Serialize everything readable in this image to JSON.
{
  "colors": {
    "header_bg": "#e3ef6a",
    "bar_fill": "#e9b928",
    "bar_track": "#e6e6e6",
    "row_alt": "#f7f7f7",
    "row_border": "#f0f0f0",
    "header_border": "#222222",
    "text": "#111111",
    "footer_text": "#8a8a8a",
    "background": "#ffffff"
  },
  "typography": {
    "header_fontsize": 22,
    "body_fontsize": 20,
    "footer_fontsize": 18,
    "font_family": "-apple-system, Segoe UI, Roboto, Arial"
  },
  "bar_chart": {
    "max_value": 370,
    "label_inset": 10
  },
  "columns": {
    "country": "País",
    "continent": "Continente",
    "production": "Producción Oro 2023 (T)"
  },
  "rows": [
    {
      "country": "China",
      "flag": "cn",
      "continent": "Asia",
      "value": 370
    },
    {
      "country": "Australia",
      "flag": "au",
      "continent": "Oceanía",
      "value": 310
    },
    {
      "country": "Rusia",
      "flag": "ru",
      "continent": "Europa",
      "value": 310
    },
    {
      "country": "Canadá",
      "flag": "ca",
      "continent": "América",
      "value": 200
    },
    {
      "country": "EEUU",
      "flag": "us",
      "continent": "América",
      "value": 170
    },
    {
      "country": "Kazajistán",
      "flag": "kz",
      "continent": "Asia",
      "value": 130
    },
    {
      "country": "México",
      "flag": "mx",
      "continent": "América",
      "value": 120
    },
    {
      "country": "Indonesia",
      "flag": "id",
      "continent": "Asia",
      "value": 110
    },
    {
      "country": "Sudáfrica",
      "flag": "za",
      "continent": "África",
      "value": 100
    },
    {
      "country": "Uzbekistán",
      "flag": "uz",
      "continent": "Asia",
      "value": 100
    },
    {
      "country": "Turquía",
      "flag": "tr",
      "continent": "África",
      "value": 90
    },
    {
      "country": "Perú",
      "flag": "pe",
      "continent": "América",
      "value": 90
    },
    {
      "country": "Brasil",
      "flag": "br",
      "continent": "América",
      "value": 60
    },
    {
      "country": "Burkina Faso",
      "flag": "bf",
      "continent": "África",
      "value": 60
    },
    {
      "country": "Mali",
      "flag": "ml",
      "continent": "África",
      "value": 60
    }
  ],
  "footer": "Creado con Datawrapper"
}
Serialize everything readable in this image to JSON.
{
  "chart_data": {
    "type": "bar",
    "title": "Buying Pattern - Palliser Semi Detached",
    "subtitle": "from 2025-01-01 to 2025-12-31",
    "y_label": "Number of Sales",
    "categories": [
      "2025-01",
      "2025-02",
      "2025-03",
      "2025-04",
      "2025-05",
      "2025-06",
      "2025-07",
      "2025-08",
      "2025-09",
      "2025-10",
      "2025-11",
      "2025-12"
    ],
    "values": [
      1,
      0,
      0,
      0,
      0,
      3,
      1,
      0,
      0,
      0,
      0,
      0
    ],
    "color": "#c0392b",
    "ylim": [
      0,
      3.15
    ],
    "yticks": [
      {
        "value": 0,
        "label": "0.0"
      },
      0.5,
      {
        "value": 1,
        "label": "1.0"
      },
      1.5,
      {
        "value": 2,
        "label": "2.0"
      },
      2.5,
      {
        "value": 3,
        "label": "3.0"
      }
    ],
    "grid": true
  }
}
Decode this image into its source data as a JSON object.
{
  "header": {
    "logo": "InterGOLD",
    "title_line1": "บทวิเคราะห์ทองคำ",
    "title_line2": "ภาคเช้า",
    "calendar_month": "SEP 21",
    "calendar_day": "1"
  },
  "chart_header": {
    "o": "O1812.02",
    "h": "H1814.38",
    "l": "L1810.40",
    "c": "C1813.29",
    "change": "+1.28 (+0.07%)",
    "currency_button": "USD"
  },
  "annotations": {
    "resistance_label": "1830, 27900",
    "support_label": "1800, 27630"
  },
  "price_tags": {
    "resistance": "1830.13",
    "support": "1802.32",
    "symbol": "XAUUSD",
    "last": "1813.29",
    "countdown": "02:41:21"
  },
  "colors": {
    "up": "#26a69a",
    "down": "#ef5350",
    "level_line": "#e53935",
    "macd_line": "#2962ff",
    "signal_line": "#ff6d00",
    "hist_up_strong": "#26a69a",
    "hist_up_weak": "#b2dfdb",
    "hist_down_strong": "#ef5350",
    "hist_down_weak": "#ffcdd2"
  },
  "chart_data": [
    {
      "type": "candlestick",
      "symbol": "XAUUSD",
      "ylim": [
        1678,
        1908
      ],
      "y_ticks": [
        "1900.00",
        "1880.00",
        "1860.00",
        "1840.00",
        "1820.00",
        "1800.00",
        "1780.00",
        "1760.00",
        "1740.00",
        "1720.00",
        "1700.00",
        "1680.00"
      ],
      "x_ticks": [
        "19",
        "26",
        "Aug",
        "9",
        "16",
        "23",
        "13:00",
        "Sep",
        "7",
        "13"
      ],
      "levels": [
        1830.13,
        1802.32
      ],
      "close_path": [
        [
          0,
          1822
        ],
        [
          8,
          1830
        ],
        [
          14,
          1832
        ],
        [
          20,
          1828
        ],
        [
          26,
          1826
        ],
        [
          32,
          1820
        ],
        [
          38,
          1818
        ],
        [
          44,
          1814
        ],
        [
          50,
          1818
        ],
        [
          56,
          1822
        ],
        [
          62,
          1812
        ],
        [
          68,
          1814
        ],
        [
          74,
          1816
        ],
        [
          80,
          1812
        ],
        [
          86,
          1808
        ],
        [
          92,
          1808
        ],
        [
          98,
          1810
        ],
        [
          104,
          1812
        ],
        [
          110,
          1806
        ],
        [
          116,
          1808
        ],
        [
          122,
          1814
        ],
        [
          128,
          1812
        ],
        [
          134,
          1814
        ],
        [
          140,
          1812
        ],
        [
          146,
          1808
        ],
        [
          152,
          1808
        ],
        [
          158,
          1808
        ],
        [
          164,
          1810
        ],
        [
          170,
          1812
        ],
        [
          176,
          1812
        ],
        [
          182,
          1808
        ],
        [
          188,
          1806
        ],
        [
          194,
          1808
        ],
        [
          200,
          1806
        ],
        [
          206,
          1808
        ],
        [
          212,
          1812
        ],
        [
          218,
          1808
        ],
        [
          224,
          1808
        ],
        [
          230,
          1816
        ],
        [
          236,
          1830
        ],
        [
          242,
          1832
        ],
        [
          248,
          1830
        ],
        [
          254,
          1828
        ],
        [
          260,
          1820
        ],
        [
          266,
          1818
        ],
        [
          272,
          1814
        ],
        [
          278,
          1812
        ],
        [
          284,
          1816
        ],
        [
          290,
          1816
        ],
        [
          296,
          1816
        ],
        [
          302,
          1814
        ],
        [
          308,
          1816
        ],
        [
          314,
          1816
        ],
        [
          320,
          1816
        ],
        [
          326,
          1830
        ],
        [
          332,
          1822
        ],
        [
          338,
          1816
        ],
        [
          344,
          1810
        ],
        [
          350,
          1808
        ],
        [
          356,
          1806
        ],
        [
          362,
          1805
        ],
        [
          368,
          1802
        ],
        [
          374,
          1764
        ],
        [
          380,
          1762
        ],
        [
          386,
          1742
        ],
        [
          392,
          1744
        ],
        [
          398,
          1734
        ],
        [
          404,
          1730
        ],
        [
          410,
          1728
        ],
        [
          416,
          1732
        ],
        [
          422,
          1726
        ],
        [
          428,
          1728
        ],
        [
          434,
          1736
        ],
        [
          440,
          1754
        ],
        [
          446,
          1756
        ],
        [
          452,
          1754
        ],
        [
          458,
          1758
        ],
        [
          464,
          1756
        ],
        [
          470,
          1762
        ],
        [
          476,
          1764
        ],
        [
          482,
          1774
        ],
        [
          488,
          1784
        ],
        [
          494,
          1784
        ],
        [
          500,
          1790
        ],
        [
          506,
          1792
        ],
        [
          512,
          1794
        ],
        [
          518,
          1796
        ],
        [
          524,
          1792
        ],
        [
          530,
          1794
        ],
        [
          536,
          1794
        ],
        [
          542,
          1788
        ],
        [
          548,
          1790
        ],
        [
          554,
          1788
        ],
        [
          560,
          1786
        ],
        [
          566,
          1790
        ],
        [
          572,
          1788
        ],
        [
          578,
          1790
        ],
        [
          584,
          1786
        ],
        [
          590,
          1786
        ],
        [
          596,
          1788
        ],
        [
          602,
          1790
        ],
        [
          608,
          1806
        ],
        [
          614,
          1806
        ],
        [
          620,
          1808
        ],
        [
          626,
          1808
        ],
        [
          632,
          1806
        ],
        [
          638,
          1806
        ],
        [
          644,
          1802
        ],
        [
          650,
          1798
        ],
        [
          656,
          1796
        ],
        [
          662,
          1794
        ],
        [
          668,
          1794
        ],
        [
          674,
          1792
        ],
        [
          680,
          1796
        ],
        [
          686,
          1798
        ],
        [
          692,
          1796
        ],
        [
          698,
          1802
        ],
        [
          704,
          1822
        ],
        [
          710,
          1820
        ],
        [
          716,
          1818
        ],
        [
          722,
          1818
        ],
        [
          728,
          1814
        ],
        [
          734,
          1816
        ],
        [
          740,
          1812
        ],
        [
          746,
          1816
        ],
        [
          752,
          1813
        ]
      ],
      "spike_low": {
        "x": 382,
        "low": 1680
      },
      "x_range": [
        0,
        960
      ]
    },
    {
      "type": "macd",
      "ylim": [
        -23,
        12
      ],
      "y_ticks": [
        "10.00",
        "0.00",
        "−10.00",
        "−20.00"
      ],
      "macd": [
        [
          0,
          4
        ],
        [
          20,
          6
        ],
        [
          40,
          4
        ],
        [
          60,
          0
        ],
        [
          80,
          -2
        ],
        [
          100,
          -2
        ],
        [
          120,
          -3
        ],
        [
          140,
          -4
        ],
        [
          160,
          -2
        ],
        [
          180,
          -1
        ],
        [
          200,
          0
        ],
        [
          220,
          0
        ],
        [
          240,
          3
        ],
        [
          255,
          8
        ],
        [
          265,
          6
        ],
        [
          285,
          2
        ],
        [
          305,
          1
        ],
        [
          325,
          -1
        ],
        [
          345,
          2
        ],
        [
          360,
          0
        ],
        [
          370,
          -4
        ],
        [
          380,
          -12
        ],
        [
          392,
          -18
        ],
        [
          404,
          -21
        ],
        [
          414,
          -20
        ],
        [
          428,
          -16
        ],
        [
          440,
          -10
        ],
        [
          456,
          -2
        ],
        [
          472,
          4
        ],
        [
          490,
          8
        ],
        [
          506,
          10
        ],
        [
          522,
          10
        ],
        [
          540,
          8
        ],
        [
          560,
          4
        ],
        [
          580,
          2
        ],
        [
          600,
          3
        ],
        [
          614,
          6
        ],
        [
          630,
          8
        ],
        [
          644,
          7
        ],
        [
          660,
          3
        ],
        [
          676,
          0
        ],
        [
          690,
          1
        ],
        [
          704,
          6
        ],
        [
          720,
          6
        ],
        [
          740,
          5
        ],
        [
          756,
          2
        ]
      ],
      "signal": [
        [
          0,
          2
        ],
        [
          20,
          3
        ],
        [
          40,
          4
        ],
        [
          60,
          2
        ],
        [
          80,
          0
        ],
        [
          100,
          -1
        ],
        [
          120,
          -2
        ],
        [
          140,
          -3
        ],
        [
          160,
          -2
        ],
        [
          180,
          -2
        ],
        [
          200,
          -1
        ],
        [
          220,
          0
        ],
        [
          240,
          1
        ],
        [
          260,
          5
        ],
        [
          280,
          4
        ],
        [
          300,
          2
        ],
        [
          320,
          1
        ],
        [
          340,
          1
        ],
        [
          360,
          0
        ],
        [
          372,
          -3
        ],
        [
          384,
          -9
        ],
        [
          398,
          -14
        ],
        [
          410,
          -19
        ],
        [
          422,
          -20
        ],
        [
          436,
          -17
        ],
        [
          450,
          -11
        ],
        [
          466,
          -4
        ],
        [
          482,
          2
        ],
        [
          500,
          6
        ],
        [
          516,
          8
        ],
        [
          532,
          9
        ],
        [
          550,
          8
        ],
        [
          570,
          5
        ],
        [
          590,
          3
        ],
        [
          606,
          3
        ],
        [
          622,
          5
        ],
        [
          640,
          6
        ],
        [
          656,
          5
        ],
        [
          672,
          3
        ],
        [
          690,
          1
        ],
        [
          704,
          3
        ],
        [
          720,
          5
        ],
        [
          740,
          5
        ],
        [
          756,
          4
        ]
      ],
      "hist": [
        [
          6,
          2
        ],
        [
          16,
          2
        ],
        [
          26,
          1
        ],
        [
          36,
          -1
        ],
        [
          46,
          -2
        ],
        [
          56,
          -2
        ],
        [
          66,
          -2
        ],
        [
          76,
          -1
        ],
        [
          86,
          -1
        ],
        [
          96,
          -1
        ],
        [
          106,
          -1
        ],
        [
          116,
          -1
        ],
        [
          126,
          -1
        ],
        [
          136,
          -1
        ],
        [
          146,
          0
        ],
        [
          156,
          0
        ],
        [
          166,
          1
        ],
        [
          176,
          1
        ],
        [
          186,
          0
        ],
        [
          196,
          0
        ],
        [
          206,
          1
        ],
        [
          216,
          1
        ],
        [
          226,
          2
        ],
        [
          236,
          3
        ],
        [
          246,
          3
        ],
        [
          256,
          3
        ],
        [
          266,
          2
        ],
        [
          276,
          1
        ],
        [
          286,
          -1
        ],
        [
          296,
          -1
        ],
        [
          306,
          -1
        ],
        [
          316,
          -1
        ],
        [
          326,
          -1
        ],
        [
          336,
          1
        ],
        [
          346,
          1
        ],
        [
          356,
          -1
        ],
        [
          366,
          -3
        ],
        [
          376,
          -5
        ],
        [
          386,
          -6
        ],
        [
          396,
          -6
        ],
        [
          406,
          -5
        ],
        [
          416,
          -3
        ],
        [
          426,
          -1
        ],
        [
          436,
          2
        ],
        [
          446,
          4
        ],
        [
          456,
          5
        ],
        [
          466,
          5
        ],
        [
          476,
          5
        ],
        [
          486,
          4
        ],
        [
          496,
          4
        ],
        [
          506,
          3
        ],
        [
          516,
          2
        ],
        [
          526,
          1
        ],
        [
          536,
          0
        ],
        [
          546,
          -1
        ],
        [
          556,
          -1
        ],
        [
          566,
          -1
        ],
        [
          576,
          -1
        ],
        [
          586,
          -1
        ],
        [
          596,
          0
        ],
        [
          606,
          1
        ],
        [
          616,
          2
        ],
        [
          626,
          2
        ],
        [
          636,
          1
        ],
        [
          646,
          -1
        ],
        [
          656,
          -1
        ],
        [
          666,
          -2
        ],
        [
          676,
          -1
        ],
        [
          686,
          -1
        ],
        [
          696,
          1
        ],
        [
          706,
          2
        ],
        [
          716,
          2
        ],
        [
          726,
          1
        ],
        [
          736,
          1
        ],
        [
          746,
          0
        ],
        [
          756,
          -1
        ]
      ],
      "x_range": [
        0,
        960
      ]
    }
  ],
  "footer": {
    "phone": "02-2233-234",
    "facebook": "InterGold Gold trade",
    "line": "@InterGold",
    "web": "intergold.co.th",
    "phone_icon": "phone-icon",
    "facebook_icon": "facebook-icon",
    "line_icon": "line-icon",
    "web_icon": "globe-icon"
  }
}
*-*-*
* _What to produce_
How many lines of the listing above include the word "icon"? State the number and nothing else.

* _Result_
4